* **EXERCISE GOAL**: Pick every line with "title" from the material below.

Data items:
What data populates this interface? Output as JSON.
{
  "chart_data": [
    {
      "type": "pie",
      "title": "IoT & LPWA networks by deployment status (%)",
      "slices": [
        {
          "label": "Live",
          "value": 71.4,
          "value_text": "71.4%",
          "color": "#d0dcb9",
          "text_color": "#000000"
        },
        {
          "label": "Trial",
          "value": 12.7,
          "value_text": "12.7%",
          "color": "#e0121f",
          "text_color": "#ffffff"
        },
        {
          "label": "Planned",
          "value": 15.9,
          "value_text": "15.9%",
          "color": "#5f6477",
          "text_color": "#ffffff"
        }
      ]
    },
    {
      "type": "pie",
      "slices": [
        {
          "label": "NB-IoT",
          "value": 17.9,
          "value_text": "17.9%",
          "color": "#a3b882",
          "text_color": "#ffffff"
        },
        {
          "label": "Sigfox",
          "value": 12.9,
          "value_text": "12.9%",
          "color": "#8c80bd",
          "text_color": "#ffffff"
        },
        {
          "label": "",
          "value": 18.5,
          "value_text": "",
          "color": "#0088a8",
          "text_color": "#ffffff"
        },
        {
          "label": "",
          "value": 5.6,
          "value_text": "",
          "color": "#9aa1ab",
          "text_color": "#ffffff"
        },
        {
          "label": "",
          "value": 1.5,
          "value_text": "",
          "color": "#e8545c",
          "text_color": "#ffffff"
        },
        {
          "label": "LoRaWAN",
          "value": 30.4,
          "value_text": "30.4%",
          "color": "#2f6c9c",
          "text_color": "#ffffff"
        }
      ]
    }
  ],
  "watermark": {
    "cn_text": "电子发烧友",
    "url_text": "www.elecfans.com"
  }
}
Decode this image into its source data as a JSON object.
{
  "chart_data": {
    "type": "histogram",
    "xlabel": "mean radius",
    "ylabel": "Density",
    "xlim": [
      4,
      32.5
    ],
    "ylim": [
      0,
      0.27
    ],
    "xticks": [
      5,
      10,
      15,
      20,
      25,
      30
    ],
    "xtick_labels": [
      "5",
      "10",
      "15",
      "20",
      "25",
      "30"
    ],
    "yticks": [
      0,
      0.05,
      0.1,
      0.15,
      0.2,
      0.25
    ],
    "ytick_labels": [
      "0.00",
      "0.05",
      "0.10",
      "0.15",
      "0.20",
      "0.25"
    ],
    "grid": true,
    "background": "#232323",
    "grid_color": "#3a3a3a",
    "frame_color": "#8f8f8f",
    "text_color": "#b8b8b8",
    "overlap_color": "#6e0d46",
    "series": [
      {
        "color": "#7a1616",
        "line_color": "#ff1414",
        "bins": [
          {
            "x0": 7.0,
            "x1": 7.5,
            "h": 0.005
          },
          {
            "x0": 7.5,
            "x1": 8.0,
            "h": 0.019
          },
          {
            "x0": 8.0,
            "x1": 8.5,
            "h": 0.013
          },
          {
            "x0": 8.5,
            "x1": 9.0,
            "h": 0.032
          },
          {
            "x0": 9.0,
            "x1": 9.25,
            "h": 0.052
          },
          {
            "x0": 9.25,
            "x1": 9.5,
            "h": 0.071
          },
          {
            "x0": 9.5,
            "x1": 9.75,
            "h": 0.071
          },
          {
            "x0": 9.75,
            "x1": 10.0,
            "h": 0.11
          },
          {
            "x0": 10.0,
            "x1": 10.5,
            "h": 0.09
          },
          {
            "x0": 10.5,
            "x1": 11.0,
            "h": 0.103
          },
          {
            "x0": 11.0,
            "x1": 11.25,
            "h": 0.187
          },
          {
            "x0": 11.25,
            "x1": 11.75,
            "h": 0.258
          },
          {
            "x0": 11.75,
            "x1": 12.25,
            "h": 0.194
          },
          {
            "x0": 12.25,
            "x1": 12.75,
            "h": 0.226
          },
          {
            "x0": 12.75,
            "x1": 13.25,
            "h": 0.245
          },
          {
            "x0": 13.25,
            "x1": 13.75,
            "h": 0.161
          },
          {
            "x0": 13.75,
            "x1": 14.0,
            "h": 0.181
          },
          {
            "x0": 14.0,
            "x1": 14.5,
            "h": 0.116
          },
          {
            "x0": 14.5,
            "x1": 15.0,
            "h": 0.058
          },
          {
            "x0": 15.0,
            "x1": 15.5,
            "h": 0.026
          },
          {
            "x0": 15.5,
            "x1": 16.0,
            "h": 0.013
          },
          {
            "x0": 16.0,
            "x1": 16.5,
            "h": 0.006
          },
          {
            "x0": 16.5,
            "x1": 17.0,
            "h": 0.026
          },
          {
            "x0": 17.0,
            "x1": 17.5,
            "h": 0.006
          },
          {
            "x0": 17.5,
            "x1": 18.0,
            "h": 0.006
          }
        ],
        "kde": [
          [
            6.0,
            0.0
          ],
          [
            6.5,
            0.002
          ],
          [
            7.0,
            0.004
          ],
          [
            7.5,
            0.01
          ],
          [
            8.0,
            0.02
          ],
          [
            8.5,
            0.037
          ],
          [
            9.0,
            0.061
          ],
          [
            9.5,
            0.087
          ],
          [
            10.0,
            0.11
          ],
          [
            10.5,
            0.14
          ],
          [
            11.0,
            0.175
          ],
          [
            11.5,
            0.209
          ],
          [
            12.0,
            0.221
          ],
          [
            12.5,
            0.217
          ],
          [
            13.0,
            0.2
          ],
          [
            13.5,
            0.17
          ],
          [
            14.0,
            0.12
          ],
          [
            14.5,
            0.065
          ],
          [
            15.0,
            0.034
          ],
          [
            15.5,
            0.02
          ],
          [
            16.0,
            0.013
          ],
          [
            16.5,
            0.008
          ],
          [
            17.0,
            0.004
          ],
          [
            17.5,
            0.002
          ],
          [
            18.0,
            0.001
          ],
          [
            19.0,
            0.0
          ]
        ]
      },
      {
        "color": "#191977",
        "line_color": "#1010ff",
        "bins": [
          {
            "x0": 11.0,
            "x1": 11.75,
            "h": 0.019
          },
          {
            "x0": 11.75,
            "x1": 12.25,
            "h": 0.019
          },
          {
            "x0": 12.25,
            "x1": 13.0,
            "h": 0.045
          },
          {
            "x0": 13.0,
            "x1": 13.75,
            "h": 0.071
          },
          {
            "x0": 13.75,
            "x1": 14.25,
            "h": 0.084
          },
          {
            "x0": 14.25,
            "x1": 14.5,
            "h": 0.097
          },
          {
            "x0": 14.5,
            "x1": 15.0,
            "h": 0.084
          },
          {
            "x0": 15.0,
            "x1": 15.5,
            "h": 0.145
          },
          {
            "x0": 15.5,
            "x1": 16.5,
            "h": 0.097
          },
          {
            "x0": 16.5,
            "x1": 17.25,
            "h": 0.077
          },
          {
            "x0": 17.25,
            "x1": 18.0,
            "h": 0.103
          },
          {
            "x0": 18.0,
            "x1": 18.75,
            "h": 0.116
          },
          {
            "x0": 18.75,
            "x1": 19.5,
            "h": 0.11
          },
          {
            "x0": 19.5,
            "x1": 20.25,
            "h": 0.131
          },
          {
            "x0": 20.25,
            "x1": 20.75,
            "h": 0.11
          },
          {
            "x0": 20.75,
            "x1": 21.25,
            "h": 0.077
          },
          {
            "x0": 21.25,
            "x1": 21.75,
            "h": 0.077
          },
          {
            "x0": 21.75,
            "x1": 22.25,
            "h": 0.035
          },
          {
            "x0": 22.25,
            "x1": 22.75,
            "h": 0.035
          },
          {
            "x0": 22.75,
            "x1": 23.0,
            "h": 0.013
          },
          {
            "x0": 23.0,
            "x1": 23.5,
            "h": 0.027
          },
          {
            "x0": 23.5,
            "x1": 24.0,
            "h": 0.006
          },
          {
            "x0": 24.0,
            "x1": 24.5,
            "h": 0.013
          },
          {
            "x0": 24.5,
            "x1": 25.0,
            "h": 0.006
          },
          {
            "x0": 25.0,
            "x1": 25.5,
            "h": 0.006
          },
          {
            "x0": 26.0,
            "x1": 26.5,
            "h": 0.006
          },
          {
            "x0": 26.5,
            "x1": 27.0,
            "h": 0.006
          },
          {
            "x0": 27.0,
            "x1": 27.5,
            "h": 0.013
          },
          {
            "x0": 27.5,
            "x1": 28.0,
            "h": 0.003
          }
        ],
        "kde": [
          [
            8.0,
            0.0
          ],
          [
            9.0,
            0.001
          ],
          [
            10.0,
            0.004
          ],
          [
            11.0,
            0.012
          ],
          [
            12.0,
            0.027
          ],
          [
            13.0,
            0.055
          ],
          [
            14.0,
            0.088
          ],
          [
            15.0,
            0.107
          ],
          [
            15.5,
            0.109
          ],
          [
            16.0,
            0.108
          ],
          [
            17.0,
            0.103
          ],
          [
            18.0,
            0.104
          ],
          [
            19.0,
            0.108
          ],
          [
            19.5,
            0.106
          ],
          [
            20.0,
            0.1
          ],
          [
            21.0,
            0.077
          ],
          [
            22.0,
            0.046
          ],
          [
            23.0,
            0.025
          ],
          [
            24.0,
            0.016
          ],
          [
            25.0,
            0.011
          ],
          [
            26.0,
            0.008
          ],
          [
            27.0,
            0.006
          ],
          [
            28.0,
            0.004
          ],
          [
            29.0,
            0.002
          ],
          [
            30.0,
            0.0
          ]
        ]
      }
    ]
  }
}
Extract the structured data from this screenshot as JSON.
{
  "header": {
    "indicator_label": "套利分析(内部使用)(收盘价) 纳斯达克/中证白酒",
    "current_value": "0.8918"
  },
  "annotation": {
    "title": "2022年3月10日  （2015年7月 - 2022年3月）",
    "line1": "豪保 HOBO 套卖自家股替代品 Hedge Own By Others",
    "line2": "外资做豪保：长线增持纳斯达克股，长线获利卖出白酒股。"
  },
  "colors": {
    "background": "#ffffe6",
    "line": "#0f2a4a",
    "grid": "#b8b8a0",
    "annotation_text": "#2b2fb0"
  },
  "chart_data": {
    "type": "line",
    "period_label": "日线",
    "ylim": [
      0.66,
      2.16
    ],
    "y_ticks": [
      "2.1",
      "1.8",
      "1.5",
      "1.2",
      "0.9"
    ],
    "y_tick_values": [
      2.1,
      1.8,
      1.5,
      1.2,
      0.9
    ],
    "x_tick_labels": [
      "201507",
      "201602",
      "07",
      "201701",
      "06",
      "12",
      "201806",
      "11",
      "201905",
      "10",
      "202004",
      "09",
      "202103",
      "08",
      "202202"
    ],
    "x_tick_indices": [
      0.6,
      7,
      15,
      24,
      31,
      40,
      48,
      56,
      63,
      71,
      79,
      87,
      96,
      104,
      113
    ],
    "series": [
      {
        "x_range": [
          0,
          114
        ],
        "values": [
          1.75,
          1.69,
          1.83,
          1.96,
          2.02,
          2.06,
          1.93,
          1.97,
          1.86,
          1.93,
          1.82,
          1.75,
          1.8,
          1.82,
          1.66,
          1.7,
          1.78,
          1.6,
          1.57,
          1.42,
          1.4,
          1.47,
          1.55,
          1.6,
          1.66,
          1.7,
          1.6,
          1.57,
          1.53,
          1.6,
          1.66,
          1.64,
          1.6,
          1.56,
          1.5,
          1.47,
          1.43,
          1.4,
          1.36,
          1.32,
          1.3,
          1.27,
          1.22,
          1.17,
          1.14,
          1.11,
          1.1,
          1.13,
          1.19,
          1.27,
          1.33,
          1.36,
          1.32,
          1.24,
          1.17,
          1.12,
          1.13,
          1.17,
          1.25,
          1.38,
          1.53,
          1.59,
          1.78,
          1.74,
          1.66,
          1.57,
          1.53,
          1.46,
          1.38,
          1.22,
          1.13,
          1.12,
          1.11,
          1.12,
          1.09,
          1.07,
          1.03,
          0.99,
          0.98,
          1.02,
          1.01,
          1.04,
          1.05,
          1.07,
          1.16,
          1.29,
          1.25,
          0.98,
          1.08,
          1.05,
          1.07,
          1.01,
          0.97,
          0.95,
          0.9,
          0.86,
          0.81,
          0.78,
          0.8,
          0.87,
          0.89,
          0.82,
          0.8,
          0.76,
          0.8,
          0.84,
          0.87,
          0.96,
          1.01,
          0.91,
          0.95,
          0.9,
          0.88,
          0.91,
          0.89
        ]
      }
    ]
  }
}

* **SOLUTION FOR THIS EXERCISE**:
      "title": "IoT & LPWA networks by deployment status (%)",
    "title": "2022年3月10日  （2015年7月 - 2022年3月）",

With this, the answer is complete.